▶ Exercise aim: Pull out every line below holding the word "Министерства".

▶ Data for the task:
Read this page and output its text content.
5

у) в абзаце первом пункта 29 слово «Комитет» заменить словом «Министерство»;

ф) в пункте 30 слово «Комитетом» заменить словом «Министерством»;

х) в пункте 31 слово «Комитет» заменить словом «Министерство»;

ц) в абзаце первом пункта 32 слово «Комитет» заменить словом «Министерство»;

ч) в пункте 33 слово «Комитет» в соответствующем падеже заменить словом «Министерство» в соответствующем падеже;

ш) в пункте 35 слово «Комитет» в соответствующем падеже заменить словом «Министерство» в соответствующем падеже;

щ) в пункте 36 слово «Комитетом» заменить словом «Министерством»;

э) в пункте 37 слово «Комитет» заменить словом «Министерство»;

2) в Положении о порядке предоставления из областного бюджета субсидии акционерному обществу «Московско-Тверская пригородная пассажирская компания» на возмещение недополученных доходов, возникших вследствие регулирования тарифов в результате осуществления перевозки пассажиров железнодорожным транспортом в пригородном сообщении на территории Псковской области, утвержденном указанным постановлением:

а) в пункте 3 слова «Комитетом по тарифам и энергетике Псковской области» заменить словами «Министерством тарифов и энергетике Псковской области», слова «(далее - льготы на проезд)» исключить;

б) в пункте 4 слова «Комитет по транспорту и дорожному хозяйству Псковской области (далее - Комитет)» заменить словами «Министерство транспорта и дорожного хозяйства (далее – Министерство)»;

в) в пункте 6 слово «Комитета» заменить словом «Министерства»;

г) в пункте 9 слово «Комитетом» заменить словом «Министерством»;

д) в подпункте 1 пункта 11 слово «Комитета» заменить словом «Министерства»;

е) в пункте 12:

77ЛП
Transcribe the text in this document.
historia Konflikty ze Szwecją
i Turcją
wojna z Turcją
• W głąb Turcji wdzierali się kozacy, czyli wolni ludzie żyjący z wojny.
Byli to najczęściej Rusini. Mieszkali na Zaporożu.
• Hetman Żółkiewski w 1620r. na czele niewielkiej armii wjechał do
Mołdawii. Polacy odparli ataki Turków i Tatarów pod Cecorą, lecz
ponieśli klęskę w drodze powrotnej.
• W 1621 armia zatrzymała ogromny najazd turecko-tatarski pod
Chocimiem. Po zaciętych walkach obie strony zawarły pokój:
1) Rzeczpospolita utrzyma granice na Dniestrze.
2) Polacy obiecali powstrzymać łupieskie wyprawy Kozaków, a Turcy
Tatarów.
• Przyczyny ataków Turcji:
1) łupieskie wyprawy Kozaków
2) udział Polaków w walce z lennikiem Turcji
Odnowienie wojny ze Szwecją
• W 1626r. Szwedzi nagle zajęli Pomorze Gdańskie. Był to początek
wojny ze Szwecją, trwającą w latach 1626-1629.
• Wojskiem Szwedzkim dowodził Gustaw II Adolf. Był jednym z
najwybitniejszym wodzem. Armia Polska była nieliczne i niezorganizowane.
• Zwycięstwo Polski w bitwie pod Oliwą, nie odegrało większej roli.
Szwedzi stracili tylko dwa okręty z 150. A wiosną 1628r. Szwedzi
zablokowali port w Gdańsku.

▶ Exercise output:
в) в пункте 6 слово «Комитета» заменить словом «Министерства»;
д) в подпункте 1 пункта 11 слово «Комитета» заменить словом «Министерства»;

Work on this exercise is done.